:: Material for this task ::
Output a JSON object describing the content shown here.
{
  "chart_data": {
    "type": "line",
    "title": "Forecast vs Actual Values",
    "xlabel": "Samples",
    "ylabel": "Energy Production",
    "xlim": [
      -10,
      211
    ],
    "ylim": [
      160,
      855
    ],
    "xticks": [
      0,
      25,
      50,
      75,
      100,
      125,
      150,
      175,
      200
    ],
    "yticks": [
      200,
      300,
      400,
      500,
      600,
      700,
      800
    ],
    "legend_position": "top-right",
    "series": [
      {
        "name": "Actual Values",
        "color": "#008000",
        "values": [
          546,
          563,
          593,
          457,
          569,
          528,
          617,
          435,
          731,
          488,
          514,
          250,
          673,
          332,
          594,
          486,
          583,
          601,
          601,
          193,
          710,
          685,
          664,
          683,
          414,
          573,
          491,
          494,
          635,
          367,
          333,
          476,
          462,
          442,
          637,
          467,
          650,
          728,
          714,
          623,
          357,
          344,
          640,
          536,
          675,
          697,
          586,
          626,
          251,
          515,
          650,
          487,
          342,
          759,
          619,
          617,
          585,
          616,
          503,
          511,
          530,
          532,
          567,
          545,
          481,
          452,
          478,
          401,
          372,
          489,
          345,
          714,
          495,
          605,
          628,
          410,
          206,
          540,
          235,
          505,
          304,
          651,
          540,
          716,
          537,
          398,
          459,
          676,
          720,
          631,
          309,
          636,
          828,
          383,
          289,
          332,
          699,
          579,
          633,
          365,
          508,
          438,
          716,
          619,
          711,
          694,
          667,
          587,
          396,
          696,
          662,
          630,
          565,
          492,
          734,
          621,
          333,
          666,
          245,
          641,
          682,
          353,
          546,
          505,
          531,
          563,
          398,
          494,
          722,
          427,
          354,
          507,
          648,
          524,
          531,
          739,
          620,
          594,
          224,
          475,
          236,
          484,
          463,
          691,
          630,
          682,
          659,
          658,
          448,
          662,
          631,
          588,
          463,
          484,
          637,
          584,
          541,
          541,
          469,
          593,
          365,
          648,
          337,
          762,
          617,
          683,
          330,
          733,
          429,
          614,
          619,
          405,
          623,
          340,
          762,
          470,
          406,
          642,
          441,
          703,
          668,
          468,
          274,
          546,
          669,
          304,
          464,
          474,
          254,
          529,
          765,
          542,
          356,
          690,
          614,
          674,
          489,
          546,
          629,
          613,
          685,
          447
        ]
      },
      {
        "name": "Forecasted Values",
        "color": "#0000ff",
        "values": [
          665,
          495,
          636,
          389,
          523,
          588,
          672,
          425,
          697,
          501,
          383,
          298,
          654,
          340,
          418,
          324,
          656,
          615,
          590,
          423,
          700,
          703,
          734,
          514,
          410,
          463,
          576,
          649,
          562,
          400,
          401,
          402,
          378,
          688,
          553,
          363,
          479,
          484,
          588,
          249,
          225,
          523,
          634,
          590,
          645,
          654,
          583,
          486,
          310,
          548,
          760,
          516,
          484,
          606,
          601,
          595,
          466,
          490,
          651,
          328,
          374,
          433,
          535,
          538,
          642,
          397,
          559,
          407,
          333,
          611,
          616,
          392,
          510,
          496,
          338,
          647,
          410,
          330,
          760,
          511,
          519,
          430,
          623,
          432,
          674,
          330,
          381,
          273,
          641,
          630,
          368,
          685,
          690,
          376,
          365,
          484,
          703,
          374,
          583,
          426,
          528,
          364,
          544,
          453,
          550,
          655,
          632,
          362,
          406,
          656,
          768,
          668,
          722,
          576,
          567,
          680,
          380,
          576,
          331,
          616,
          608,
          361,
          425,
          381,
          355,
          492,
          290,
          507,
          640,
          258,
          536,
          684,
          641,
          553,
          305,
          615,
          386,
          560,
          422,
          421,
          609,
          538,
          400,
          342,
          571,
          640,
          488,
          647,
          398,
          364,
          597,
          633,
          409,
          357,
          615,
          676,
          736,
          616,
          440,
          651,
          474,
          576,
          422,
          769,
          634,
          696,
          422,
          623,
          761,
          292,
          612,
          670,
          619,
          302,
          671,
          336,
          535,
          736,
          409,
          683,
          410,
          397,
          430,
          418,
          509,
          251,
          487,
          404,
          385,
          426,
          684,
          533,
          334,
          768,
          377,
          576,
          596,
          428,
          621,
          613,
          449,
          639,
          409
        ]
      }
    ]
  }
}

:: Stated task ::
Copy out the data shown above without altering anything.

:: Complete answer ::
Output a JSON object describing the content shown here.
{
  "chart_data": {
    "type": "line",
    "title": "Forecast vs Actual Values",
    "xlabel": "Samples",
    "ylabel": "Energy Production",
    "xlim": [
      -10,
      211
    ],
    "ylim": [
      160,
      855
    ],
    "xticks": [
      0,
      25,
      50,
      75,
      100,
      125,
      150,
      175,
      200
    ],
    "yticks": [
      200,
      300,
      400,
      500,
      600,
      700,
      800
    ],
    "legend_position": "top-right",
    "series": [
      {
        "name": "Actual Values",
        "color": "#008000",
        "values": [
          546,
          563,
          593,
          457,
          569,
          528,
          617,
          435,
          731,
          488,
          514,
          250,
          673,
          332,
          594,
          486,
          583,
          601,
          601,
          193,
          710,
          685,
          664,
          683,
          414,
          573,
          491,
          494,
          635,
          367,
          333,
          476,
          462,
          442,
          637,
          467,
          650,
          728,
          714,
          623,
          357,
          344,
          640,
          536,
          675,
          697,
          586,
          626,
          251,
          515,
          650,
          487,
          342,
          759,
          619,
          617,
          585,
          616,
          503,
          511,
          530,
          532,
          567,
          545,
          481,
          452,
          478,
          401,
          372,
          489,
          345,
          714,
          495,
          605,
          628,
          410,
          206,
          540,
          235,
          505,
          304,
          651,
          540,
          716,
          537,
          398,
          459,
          676,
          720,
          631,
          309,
          636,
          828,
          383,
          289,
          332,
          699,
          579,
          633,
          365,
          508,
          438,
          716,
          619,
          711,
          694,
          667,
          587,
          396,
          696,
          662,
          630,
          565,
          492,
          734,
          621,
          333,
          666,
          245,
          641,
          682,
          353,
          546,
          505,
          531,
          563,
          398,
          494,
          722,
          427,
          354,
          507,
          648,
          524,
          531,
          739,
          620,
          594,
          224,
          475,
          236,
          484,
          463,
          691,
          630,
          682,
          659,
          658,
          448,
          662,
          631,
          588,
          463,
          484,
          637,
          584,
          541,
          541,
          469,
          593,
          365,
          648,
          337,
          762,
          617,
          683,
          330,
          733,
          429,
          614,
          619,
          405,
          623,
          340,
          762,
          470,
          406,
          642,
          441,
          703,
          668,
          468,
          274,
          546,
          669,
          304,
          464,
          474,
          254,
          529,
          765,
          542,
          356,
          690,
          614,
          674,
          489,
          546,
          629,
          613,
          685,
          447
        ]
      },
      {
        "name": "Forecasted Values",
        "color": "#0000ff",
        "values": [
          665,
          495,
          636,
          389,
          523,
          588,
          672,
          425,
          697,
          501,
          383,
          298,
          654,
          340,
          418,
          324,
          656,
          615,
          590,
          423,
          700,
          703,
          734,
          514,
          410,
          463,
          576,
          649,
          562,
          400,
          401,
          402,
          378,
          688,
          553,
          363,
          479,
          484,
          588,
          249,
          225,
          523,
          634,
          590,
          645,
          654,
          583,
          486,
          310,
          548,
          760,
          516,
          484,
          606,
          601,
          595,
          466,
          490,
          651,
          328,
          374,
          433,
          535,
          538,
          642,
          397,
          559,
          407,
          333,
          611,
          616,
          392,
          510,
          496,
          338,
          647,
          410,
          330,
          760,
          511,
          519,
          430,
          623,
          432,
          674,
          330,
          381,
          273,
          641,
          630,
          368,
          685,
          690,
          376,
          365,
          484,
          703,
          374,
          583,
          426,
          528,
          364,
          544,
          453,
          550,
          655,
          632,
          362,
          406,
          656,
          768,
          668,
          722,
          576,
          567,
          680,
          380,
          576,
          331,
          616,
          608,
          361,
          425,
          381,
          355,
          492,
          290,
          507,
          640,
          258,
          536,
          684,
          641,
          553,
          305,
          615,
          386,
          560,
          422,
          421,
          609,
          538,
          400,
          342,
          571,
          640,
          488,
          647,
          398,
          364,
          597,
          633,
          409,
          357,
          615,
          676,
          736,
          616,
          440,
          651,
          474,
          576,
          422,
          769,
          634,
          696,
          422,
          623,
          761,
          292,
          612,
          670,
          619,
          302,
          671,
          336,
          535,
          736,
          409,
          683,
          410,
          397,
          430,
          418,
          509,
          251,
          487,
          404,
          385,
          426,
          684,
          533,
          334,
          768,
          377,
          576,
          596,
          428,
          621,
          613,
          449,
          639,
          409
        ]
      }
    ]
  }
}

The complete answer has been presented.